_TEXTO DE ORIGEN:_
Lunes 11 de abril de 2022
José Manuel Albares es el actual ministro de Asuntos Exteriores del gobierno español. Militante del Partido Socialista Obrero Español es uno de esos ineptos que se creen dotados de una habilidad especial por ser diplomáticos de carrera. Dicen de ellos que todos somos seres humanos, salvo este tipo de diplomáticos, que todavía no se han enterado. Y creo que el Congreso debería recusarlo por torpe, prepotente y chisgarabís. No se puede hacer peor la llamada “operación saharaui” diseñada por este incapaz que ha logrado la ruptura de relaciones del Polisario, la subida del gas de Argel, el cambio de socio de este país a Italia, traicionar 47 años de historia, tomarnos por tontos, lograr que el Congreso lo rechace y pensar que Mohamed va a cumplir nada de lo negociado por este pazguato.
Lo lógico, ante un hecho de esta dimensión, sería una moción de censura contra Sánchez. Se lo ha ganado a pulso, aunque no conviene hacerlo aunque si mandar a galeras a quien le ha inducido a meter la pata de manera tan catastrófica.
No se puede conocer el cambio de postura de un gobierno con la información dada por el rey de Marruecos sobre una carta de Sánchez al sátrapa alauí que no garantiza absolutamente nada e incumple todas las resoluciones de Naciones Unidas. Para colmo el Ministerio de Asuntos Exteriores de Albares ha borrado la frontera del Sahara de Marruecos de su web ministerial mientras el Parlamento aprueba una iniciativa contra la política de Sánchez.
Para Albares, ahora, todo es Marruecos, ya no existe el Sahara y toda esa historia de solidaridad por detrás, de familias recibiendo a los niños saharauis en verano, de decenas de planes y miles de reuniones, de altos al fuego, de reivindicar el caladero saharaui, de las tiendas en Tinduf, de miles de promesas incumplidas. Todo ésto no ha servido para nada para este despreciativo personaje hacia una causa legítima, pensando que las cosas se resuelven en un pis pas sin contar absolutamente con nadie.

_TAREA:_
Prolonga el texto de opinión sobre el ministro Albares y la cuestión saharaui a partir de donde termina.

_MATERIAL PROPORCIONADO:_
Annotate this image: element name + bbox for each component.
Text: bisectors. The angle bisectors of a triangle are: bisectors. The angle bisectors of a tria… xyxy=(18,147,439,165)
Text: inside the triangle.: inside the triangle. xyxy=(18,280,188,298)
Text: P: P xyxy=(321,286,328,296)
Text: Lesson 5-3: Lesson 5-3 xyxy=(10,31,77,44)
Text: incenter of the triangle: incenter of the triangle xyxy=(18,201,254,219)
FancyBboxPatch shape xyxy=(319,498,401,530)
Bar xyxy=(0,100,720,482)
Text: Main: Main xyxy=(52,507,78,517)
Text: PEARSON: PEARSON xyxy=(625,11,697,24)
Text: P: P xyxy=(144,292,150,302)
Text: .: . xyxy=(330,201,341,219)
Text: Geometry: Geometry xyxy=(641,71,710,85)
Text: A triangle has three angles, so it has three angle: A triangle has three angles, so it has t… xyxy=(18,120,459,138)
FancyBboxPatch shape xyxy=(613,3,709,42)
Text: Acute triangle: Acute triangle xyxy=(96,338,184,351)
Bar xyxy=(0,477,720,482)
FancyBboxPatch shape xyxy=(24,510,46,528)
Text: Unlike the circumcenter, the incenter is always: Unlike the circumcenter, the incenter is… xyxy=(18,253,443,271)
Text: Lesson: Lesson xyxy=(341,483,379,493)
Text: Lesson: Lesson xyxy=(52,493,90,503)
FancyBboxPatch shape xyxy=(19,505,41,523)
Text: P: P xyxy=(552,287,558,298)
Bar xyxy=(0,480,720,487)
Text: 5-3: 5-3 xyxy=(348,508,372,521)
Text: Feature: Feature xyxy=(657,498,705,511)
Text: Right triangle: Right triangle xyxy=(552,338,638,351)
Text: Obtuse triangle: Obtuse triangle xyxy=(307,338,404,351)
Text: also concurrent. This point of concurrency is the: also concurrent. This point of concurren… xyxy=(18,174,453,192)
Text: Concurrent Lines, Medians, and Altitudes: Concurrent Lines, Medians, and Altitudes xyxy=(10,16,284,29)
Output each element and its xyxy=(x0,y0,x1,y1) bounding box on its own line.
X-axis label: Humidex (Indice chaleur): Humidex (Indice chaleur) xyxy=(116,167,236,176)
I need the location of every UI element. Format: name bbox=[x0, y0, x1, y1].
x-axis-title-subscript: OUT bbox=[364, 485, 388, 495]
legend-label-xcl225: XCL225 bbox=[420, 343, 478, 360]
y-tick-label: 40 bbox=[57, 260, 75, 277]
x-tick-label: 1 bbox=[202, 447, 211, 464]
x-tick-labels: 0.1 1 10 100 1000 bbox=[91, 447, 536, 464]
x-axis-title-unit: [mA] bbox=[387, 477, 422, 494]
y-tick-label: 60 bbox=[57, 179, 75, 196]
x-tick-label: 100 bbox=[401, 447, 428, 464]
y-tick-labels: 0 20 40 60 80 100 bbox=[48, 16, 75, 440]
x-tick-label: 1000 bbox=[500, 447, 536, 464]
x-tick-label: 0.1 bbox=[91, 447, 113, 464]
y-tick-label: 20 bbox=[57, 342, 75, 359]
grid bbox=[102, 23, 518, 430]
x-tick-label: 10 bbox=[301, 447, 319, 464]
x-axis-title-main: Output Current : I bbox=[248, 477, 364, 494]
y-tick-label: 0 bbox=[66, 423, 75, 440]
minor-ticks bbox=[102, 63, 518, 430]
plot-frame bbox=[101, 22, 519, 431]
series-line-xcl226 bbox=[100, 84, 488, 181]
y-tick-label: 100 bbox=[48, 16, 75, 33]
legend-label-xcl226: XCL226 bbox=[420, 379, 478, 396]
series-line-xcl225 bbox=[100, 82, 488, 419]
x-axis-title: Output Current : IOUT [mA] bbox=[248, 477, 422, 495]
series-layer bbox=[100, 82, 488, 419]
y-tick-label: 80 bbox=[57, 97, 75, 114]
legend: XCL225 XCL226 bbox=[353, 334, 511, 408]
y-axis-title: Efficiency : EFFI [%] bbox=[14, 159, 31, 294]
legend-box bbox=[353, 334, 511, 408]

_RESPUESTA:_
¿Cómo un tipo así puede ser ministro de asuntos exteriores de ningún país serio?
La anterior ministra González Laya fue la cabeza que Sánchez, seguramente inducido por Albares, puso en la bandeja de plata al monarca marroquí por el terrible delito de dar asistencia humanitaria al líder del Frente Polisario, Bahim Gali, enfermo de Covid. Que yo sepa, España tiene obligaciones con el pueblo saharaui y oficinas de este movimiento en varios lugares de la Península. Pero no. Había que cargarse a la de Tolosa y se la cargaron sin anestesia y va y le ponen al más tonto de la clase y al que había propiciado la ejecución.
A Sánchez no conviene presentarle una Moción de Censura, aunque se la ganado a pulso, pero si a este pésimo ministro, del mismo nivel de incompetencia que aquella Ana de Palacio. Sin duda prosperaría y daría tranquilidad a mucha gente igual hasta se podría reconducir el desaguisado que han hecho estos grandes ignorantes de la política, la diplomacia y de la condición humana.
Lo peor que ha podido hacer Sánchez y el PSOE es romper con el hilo emocional de una reivindicación justa e histórica. Si no le manda a este panoli a casa y cuanto antes, que luego no se queje.